====== Material for this exercise ======
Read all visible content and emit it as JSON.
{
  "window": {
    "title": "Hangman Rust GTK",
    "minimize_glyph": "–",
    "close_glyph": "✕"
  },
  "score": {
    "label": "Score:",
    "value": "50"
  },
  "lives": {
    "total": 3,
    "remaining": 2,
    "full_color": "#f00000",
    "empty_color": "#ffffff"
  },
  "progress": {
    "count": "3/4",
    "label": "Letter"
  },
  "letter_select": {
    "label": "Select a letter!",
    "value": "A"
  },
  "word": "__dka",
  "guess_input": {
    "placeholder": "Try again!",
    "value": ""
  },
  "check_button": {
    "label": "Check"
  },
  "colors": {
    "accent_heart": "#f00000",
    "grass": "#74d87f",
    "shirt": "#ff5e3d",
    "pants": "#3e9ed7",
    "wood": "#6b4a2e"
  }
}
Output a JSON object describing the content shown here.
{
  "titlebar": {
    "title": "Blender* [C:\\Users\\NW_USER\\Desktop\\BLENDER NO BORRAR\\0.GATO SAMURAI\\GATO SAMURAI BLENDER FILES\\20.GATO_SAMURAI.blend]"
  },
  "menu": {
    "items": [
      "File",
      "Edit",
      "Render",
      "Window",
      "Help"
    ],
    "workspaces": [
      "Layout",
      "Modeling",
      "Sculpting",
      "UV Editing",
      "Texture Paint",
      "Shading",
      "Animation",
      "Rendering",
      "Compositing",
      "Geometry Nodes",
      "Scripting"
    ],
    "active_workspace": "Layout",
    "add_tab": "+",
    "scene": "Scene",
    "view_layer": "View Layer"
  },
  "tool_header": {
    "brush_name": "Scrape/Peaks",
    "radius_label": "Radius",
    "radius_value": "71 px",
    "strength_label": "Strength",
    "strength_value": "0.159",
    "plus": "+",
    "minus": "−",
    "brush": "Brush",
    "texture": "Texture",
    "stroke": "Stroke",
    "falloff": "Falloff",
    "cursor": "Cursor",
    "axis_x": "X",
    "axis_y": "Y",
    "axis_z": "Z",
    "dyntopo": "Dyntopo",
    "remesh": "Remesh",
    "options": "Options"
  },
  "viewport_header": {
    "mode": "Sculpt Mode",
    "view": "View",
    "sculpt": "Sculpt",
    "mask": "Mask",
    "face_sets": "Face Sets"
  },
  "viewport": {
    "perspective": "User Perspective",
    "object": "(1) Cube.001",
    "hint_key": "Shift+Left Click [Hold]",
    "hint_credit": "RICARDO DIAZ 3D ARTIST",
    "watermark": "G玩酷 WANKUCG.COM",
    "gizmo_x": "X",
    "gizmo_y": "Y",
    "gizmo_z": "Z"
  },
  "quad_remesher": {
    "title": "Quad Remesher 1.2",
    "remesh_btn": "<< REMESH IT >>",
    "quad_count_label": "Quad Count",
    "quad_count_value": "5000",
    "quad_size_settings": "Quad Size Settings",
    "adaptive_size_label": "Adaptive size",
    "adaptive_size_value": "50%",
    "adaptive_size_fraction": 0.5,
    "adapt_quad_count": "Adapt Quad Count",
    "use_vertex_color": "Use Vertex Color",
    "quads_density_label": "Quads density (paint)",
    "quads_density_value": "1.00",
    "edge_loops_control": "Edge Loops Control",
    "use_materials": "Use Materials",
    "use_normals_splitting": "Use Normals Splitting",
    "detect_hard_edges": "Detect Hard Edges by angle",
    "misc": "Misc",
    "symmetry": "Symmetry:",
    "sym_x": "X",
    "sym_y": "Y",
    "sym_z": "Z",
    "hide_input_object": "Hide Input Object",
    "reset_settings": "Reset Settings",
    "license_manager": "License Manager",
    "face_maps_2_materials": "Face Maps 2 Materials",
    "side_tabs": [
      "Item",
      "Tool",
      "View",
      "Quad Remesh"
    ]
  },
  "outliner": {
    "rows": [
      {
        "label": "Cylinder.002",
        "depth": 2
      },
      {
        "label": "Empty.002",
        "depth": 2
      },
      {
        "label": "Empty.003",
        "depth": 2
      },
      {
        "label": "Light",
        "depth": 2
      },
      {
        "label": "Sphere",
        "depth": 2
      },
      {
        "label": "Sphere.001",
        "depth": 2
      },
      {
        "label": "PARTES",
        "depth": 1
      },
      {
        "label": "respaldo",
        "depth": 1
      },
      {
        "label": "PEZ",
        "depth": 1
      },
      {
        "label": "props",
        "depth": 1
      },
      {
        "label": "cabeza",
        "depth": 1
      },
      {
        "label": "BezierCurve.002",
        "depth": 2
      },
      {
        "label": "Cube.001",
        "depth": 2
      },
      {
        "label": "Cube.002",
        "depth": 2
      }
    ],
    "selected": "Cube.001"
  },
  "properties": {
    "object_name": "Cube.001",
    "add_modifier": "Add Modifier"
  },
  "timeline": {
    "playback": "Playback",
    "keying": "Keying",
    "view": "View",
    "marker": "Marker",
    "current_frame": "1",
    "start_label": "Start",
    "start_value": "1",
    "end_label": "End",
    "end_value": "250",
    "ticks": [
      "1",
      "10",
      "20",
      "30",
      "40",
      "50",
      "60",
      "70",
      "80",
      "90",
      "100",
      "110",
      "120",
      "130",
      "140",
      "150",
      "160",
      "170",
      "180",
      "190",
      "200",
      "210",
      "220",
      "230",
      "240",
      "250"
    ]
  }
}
======
Retype all of the entries precisely as they are.

Read all visible content and emit it as JSON.
{
  "window": {
    "title": "Hangman Rust GTK",
    "minimize_glyph": "–",
    "close_glyph": "✕"
  },
  "score": {
    "label": "Score:",
    "value": "50"
  },
  "lives": {
    "total": 3,
    "remaining": 2,
    "full_color": "#f00000",
    "empty_color": "#ffffff"
  },
  "progress": {
    "count": "3/4",
    "label": "Letter"
  },
  "letter_select": {
    "label": "Select a letter!",
    "value": "A"
  },
  "word": "__dka",
  "guess_input": {
    "placeholder": "Try again!",
    "value": ""
  },
  "check_button": {
    "label": "Check"
  },
  "colors": {
    "accent_heart": "#f00000",
    "grass": "#74d87f",
    "shirt": "#ff5e3d",
    "pants": "#3e9ed7",
    "wood": "#6b4a2e"
  }
}
Output a JSON object describing the content shown here.
{
  "titlebar": {
    "title": "Blender* [C:\\Users\\NW_USER\\Desktop\\BLENDER NO BORRAR\\0.GATO SAMURAI\\GATO SAMURAI BLENDER FILES\\20.GATO_SAMURAI.blend]"
  },
  "menu": {
    "items": [
      "File",
      "Edit",
      "Render",
      "Window",
      "Help"
    ],
    "workspaces": [
      "Layout",
      "Modeling",
      "Sculpting",
      "UV Editing",
      "Texture Paint",
      "Shading",
      "Animation",
      "Rendering",
      "Compositing",
      "Geometry Nodes",
      "Scripting"
    ],
    "active_workspace": "Layout",
    "add_tab": "+",
    "scene": "Scene",
    "view_layer": "View Layer"
  },
  "tool_header": {
    "brush_name": "Scrape/Peaks",
    "radius_label": "Radius",
    "radius_value": "71 px",
    "strength_label": "Strength",
    "strength_value": "0.159",
    "plus": "+",
    "minus": "−",
    "brush": "Brush",
    "texture": "Texture",
    "stroke": "Stroke",
    "falloff": "Falloff",
    "cursor": "Cursor",
    "axis_x": "X",
    "axis_y": "Y",
    "axis_z": "Z",
    "dyntopo": "Dyntopo",
    "remesh": "Remesh",
    "options": "Options"
  },
  "viewport_header": {
    "mode": "Sculpt Mode",
    "view": "View",
    "sculpt": "Sculpt",
    "mask": "Mask",
    "face_sets": "Face Sets"
  },
  "viewport": {
    "perspective": "User Perspective",
    "object": "(1) Cube.001",
    "hint_key": "Shift+Left Click [Hold]",
    "hint_credit": "RICARDO DIAZ 3D ARTIST",
    "watermark": "G玩酷 WANKUCG.COM",
    "gizmo_x": "X",
    "gizmo_y": "Y",
    "gizmo_z": "Z"
  },
  "quad_remesher": {
    "title": "Quad Remesher 1.2",
    "remesh_btn": "<< REMESH IT >>",
    "quad_count_label": "Quad Count",
    "quad_count_value": "5000",
    "quad_size_settings": "Quad Size Settings",
    "adaptive_size_label": "Adaptive size",
    "adaptive_size_value": "50%",
    "adaptive_size_fraction": 0.5,
    "adapt_quad_count": "Adapt Quad Count",
    "use_vertex_color": "Use Vertex Color",
    "quads_density_label": "Quads density (paint)",
    "quads_density_value": "1.00",
    "edge_loops_control": "Edge Loops Control",
    "use_materials": "Use Materials",
    "use_normals_splitting": "Use Normals Splitting",
    "detect_hard_edges": "Detect Hard Edges by angle",
    "misc": "Misc",
    "symmetry": "Symmetry:",
    "sym_x": "X",
    "sym_y": "Y",
    "sym_z": "Z",
    "hide_input_object": "Hide Input Object",
    "reset_settings": "Reset Settings",
    "license_manager": "License Manager",
    "face_maps_2_materials": "Face Maps 2 Materials",
    "side_tabs": [
      "Item",
      "Tool",
      "View",
      "Quad Remesh"
    ]
  },
  "outliner": {
    "rows": [
      {
        "label": "Cylinder.002",
        "depth": 2
      },
      {
        "label": "Empty.002",
        "depth": 2
      },
      {
        "label": "Empty.003",
        "depth": 2
      },
      {
        "label": "Light",
        "depth": 2
      },
      {
        "label": "Sphere",
        "depth": 2
      },
      {
        "label": "Sphere.001",
        "depth": 2
      },
      {
        "label": "PARTES",
        "depth": 1
      },
      {
        "label": "respaldo",
        "depth": 1
      },
      {
        "label": "PEZ",
        "depth": 1
      },
      {
        "label": "props",
        "depth": 1
      },
      {
        "label": "cabeza",
        "depth": 1
      },
      {
        "label": "BezierCurve.002",
        "depth": 2
      },
      {
        "label": "Cube.001",
        "depth": 2
      },
      {
        "label": "Cube.002",
        "depth": 2
      }
    ],
    "selected": "Cube.001"
  },
  "properties": {
    "object_name": "Cube.001",
    "add_modifier": "Add Modifier"
  },
  "timeline": {
    "playback": "Playback",
    "keying": "Keying",
    "view": "View",
    "marker": "Marker",
    "current_frame": "1",
    "start_label": "Start",
    "start_value": "1",
    "end_label": "End",
    "end_value": "250",
    "ticks": [
      "1",
      "10",
      "20",
      "30",
      "40",
      "50",
      "60",
      "70",
      "80",
      "90",
      "100",
      "110",
      "120",
      "130",
      "140",
      "150",
      "160",
      "170",
      "180",
      "190",
      "200",
      "210",
      "220",
      "230",
      "240",
      "250"
    ]
  }
}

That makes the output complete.